PROBLEM DESCRIPTION — Without the pictures, reproduce the records that follow exactly.

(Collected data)
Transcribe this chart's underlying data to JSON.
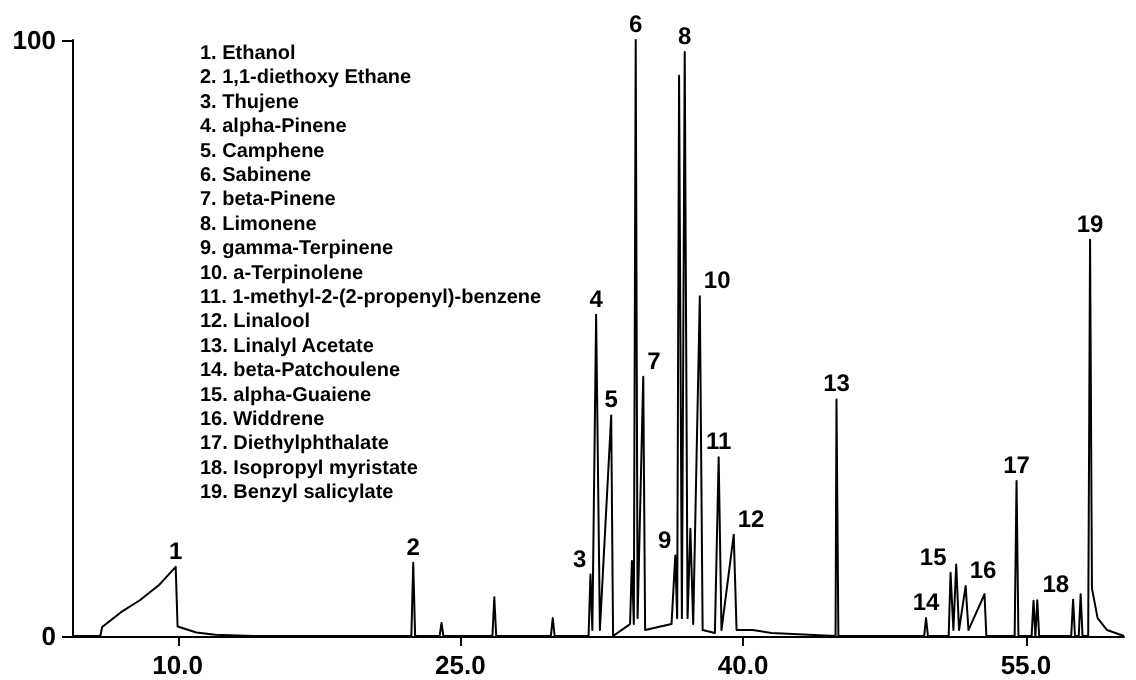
{
  "chart_data": {
    "type": "line",
    "color": "#000000",
    "marker": "none",
    "grid": false,
    "xlim": [
      4.4,
      60.2
    ],
    "ylim": [
      0,
      100
    ],
    "xticks": [
      {
        "value": 10,
        "label": "10.0"
      },
      {
        "value": 25,
        "label": "25.0"
      },
      {
        "value": 40,
        "label": "40.0"
      },
      {
        "value": 55,
        "label": "55.0"
      }
    ],
    "yticks": [
      0,
      100
    ],
    "x": [
      4.4,
      5.9,
      6.0,
      7.0,
      8.0,
      9.0,
      9.9,
      10.0,
      11.0,
      12.0,
      14.0,
      22.4,
      22.5,
      22.6,
      23.9,
      24.0,
      24.1,
      26.7,
      26.8,
      26.9,
      29.8,
      29.9,
      30.0,
      31.8,
      31.9,
      32.0,
      32.2,
      32.4,
      33.0,
      33.1,
      34.0,
      34.1,
      34.2,
      34.3,
      34.4,
      34.7,
      34.8,
      36.2,
      36.4,
      36.5,
      36.6,
      36.75,
      36.9,
      37.05,
      37.2,
      37.35,
      37.7,
      37.85,
      38.5,
      38.7,
      38.85,
      39.5,
      39.65,
      40.5,
      41.5,
      44.9,
      44.95,
      45.05,
      49.6,
      49.7,
      49.8,
      50.9,
      51.0,
      51.15,
      51.3,
      51.45,
      51.8,
      51.95,
      52.8,
      52.9,
      54.4,
      54.5,
      54.6,
      55.3,
      55.4,
      55.5,
      55.6,
      55.7,
      57.4,
      57.5,
      57.6,
      57.8,
      57.9,
      58.0,
      58.3,
      58.4,
      58.5,
      58.8,
      59.3,
      60.2
    ],
    "values": [
      0,
      0,
      1.5,
      4,
      6,
      8.5,
      11.6,
      1.6,
      0.6,
      0.2,
      0,
      0,
      12.3,
      0,
      0,
      2.2,
      0,
      0,
      6.5,
      0,
      0,
      3,
      0,
      0,
      10.3,
      1,
      53.9,
      1,
      37,
      0,
      2,
      12.6,
      2,
      100,
      3,
      43.5,
      1,
      2,
      13.5,
      3,
      94,
      3,
      98,
      3,
      18,
      2,
      57,
      1,
      0.5,
      30,
      1,
      17,
      1,
      1,
      0.5,
      0,
      39.7,
      0,
      0,
      3,
      0,
      0,
      10.6,
      1,
      12,
      1,
      8.4,
      1,
      7,
      0,
      0,
      26,
      0,
      0,
      5.9,
      0,
      6,
      0,
      0,
      6.1,
      0,
      0,
      7,
      0,
      0,
      66.5,
      8,
      3,
      1,
      0
    ],
    "annotations": [
      "1. Ethanol",
      "2. 1,1-diethoxy Ethane",
      "3. Thujene",
      "4. alpha-Pinene",
      "5. Camphene",
      "6. Sabinene",
      "7. beta-Pinene",
      "8. Limonene",
      "9. gamma-Terpinene",
      "10. a-Terpinolene",
      "11. 1-methyl-2-(2-propenyl)-benzene",
      "12. Linalool",
      "13. Linalyl Acetate",
      "14. beta-Patchoulene",
      "15. alpha-Guaiene",
      "16. Widdrene",
      "17. Diethylphthalate",
      "18. Isopropyl myristate",
      "19. Benzyl salicylate",
      {
        "text": "1",
        "x": 9.9,
        "y": 11.6
      },
      {
        "text": "2",
        "x": 22.5,
        "y": 12.3
      },
      {
        "text": "3",
        "x": 31.9,
        "y": 10.3
      },
      {
        "text": "4",
        "x": 32.2,
        "y": 53.9
      },
      {
        "text": "5",
        "x": 33.0,
        "y": 37
      },
      {
        "text": "6",
        "x": 34.3,
        "y": 100
      },
      {
        "text": "7",
        "x": 34.7,
        "y": 43.5
      },
      {
        "text": "8",
        "x": 36.9,
        "y": 98
      },
      {
        "text": "9",
        "x": 36.4,
        "y": 13.5
      },
      {
        "text": "10",
        "x": 37.7,
        "y": 57
      },
      {
        "text": "11",
        "x": 38.7,
        "y": 30
      },
      {
        "text": "12",
        "x": 39.5,
        "y": 17
      },
      {
        "text": "13",
        "x": 44.95,
        "y": 39.7
      },
      {
        "text": "14",
        "x": 49.7,
        "y": 3
      },
      {
        "text": "15",
        "x": 51.0,
        "y": 10.6
      },
      {
        "text": "16",
        "x": 51.8,
        "y": 8.4
      },
      {
        "text": "17",
        "x": 54.5,
        "y": 26
      },
      {
        "text": "18",
        "x": 57.5,
        "y": 6.1
      },
      {
        "text": "19",
        "x": 58.4,
        "y": 66.5
      }
    ]
  }
}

FINAL RESULT —
Transcribe this chart's underlying data to JSON.
{
  "chart_data": {
    "type": "line",
    "color": "#000000",
    "marker": "none",
    "grid": false,
    "xlim": [
      4.4,
      60.2
    ],
    "ylim": [
      0,
      100
    ],
    "xticks": [
      {
        "value": 10,
        "label": "10.0"
      },
      {
        "value": 25,
        "label": "25.0"
      },
      {
        "value": 40,
        "label": "40.0"
      },
      {
        "value": 55,
        "label": "55.0"
      }
    ],
    "yticks": [
      0,
      100
    ],
    "x": [
      4.4,
      5.9,
      6.0,
      7.0,
      8.0,
      9.0,
      9.9,
      10.0,
      11.0,
      12.0,
      14.0,
      22.4,
      22.5,
      22.6,
      23.9,
      24.0,
      24.1,
      26.7,
      26.8,
      26.9,
      29.8,
      29.9,
      30.0,
      31.8,
      31.9,
      32.0,
      32.2,
      32.4,
      33.0,
      33.1,
      34.0,
      34.1,
      34.2,
      34.3,
      34.4,
      34.7,
      34.8,
      36.2,
      36.4,
      36.5,
      36.6,
      36.75,
      36.9,
      37.05,
      37.2,
      37.35,
      37.7,
      37.85,
      38.5,
      38.7,
      38.85,
      39.5,
      39.65,
      40.5,
      41.5,
      44.9,
      44.95,
      45.05,
      49.6,
      49.7,
      49.8,
      50.9,
      51.0,
      51.15,
      51.3,
      51.45,
      51.8,
      51.95,
      52.8,
      52.9,
      54.4,
      54.5,
      54.6,
      55.3,
      55.4,
      55.5,
      55.6,
      55.7,
      57.4,
      57.5,
      57.6,
      57.8,
      57.9,
      58.0,
      58.3,
      58.4,
      58.5,
      58.8,
      59.3,
      60.2
    ],
    "values": [
      0,
      0,
      1.5,
      4,
      6,
      8.5,
      11.6,
      1.6,
      0.6,
      0.2,
      0,
      0,
      12.3,
      0,
      0,
      2.2,
      0,
      0,
      6.5,
      0,
      0,
      3,
      0,
      0,
      10.3,
      1,
      53.9,
      1,
      37,
      0,
      2,
      12.6,
      2,
      100,
      3,
      43.5,
      1,
      2,
      13.5,
      3,
      94,
      3,
      98,
      3,
      18,
      2,
      57,
      1,
      0.5,
      30,
      1,
      17,
      1,
      1,
      0.5,
      0,
      39.7,
      0,
      0,
      3,
      0,
      0,
      10.6,
      1,
      12,
      1,
      8.4,
      1,
      7,
      0,
      0,
      26,
      0,
      0,
      5.9,
      0,
      6,
      0,
      0,
      6.1,
      0,
      0,
      7,
      0,
      0,
      66.5,
      8,
      3,
      1,
      0
    ],
    "annotations": [
      "1. Ethanol",
      "2. 1,1-diethoxy Ethane",
      "3. Thujene",
      "4. alpha-Pinene",
      "5. Camphene",
      "6. Sabinene",
      "7. beta-Pinene",
      "8. Limonene",
      "9. gamma-Terpinene",
      "10. a-Terpinolene",
      "11. 1-methyl-2-(2-propenyl)-benzene",
      "12. Linalool",
      "13. Linalyl Acetate",
      "14. beta-Patchoulene",
      "15. alpha-Guaiene",
      "16. Widdrene",
      "17. Diethylphthalate",
      "18. Isopropyl myristate",
      "19. Benzyl salicylate",
      {
        "text": "1",
        "x": 9.9,
        "y": 11.6
      },
      {
        "text": "2",
        "x": 22.5,
        "y": 12.3
      },
      {
        "text": "3",
        "x": 31.9,
        "y": 10.3
      },
      {
        "text": "4",
        "x": 32.2,
        "y": 53.9
      },
      {
        "text": "5",
        "x": 33.0,
        "y": 37
      },
      {
        "text": "6",
        "x": 34.3,
        "y": 100
      },
      {
        "text": "7",
        "x": 34.7,
        "y": 43.5
      },
      {
        "text": "8",
        "x": 36.9,
        "y": 98
      },
      {
        "text": "9",
        "x": 36.4,
        "y": 13.5
      },
      {
        "text": "10",
        "x": 37.7,
        "y": 57
      },
      {
        "text": "11",
        "x": 38.7,
        "y": 30
      },
      {
        "text": "12",
        "x": 39.5,
        "y": 17
      },
      {
        "text": "13",
        "x": 44.95,
        "y": 39.7
      },
      {
        "text": "14",
        "x": 49.7,
        "y": 3
      },
      {
        "text": "15",
        "x": 51.0,
        "y": 10.6
      },
      {
        "text": "16",
        "x": 51.8,
        "y": 8.4
      },
      {
        "text": "17",
        "x": 54.5,
        "y": 26
      },
      {
        "text": "18",
        "x": 57.5,
        "y": 6.1
      },
      {
        "text": "19",
        "x": 58.4,
        "y": 66.5
      }
    ]
  }
}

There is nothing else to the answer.